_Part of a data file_
:::::
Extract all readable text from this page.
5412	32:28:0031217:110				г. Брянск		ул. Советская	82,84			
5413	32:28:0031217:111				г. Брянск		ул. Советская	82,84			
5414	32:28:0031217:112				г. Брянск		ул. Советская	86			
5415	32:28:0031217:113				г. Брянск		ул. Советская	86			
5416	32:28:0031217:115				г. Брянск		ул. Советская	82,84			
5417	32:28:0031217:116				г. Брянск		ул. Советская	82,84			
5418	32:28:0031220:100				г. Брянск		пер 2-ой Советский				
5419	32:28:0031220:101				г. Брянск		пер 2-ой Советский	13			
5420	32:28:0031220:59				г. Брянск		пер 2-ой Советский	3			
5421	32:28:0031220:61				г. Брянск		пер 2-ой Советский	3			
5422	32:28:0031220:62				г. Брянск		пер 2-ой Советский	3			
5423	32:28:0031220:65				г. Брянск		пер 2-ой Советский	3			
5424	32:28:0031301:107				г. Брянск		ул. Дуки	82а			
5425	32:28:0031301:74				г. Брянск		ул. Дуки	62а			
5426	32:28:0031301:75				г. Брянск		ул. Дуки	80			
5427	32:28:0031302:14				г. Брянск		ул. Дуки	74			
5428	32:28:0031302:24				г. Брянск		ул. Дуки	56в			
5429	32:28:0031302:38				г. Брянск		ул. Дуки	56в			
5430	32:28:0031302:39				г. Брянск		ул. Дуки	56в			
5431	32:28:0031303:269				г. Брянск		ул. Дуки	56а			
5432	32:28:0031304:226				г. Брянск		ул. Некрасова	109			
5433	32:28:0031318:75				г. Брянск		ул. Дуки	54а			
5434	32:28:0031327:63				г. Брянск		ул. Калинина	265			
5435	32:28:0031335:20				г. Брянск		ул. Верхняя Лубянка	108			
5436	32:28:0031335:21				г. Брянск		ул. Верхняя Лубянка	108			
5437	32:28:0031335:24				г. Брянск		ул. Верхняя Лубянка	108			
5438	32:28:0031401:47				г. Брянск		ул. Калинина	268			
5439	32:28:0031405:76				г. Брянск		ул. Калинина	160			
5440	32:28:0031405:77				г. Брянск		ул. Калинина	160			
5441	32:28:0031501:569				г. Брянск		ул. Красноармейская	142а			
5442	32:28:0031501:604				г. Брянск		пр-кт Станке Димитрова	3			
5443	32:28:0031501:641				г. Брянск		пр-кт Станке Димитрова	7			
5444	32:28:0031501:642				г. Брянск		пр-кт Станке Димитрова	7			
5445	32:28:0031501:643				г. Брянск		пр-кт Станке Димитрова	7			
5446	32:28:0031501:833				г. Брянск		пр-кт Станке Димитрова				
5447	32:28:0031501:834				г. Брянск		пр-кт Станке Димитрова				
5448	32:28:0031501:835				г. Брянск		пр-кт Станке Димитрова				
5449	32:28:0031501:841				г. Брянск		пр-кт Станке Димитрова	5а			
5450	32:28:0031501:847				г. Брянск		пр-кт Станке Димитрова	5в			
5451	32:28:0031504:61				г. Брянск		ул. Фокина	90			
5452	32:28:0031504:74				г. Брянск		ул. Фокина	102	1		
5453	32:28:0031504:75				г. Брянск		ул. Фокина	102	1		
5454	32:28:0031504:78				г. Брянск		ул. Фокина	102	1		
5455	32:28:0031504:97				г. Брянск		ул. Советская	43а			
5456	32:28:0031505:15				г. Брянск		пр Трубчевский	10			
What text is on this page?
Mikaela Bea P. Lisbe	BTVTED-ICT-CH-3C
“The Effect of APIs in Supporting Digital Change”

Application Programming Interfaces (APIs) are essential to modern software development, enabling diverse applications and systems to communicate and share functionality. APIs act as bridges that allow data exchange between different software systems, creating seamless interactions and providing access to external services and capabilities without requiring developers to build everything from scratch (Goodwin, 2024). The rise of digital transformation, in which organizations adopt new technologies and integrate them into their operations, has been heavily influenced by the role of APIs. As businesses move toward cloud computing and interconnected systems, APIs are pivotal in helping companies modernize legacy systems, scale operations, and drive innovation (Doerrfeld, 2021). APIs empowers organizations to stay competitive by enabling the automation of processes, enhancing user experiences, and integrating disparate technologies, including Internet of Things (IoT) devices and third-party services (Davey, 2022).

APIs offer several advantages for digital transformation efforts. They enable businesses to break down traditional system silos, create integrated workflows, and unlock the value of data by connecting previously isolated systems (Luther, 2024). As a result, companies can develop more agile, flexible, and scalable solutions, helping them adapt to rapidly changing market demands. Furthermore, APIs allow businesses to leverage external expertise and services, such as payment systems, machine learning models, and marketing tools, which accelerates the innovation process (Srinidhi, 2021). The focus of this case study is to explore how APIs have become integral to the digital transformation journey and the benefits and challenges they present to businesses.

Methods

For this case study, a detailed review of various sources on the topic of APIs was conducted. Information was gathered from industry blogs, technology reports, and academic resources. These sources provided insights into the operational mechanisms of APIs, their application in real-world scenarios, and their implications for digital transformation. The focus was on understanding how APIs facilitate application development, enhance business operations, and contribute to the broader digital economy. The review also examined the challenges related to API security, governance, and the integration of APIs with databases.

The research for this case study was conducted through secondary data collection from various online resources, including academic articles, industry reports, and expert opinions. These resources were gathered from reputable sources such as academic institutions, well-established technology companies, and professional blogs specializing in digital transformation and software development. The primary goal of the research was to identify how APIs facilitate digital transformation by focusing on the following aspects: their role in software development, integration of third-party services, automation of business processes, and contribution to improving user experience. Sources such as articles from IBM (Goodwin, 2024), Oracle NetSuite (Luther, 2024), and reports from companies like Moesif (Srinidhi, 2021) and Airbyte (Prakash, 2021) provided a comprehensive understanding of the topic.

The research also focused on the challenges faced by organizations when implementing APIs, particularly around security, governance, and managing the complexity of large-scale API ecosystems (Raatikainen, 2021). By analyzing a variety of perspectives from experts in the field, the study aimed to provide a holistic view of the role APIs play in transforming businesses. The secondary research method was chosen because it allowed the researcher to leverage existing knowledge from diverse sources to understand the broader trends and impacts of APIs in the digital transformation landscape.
:::::
_GOAL_
In the material above, show every line where the word "text" turns up.

_WRITTEN RESPONSE_
Extract all readable text from this page.
What text is on this page?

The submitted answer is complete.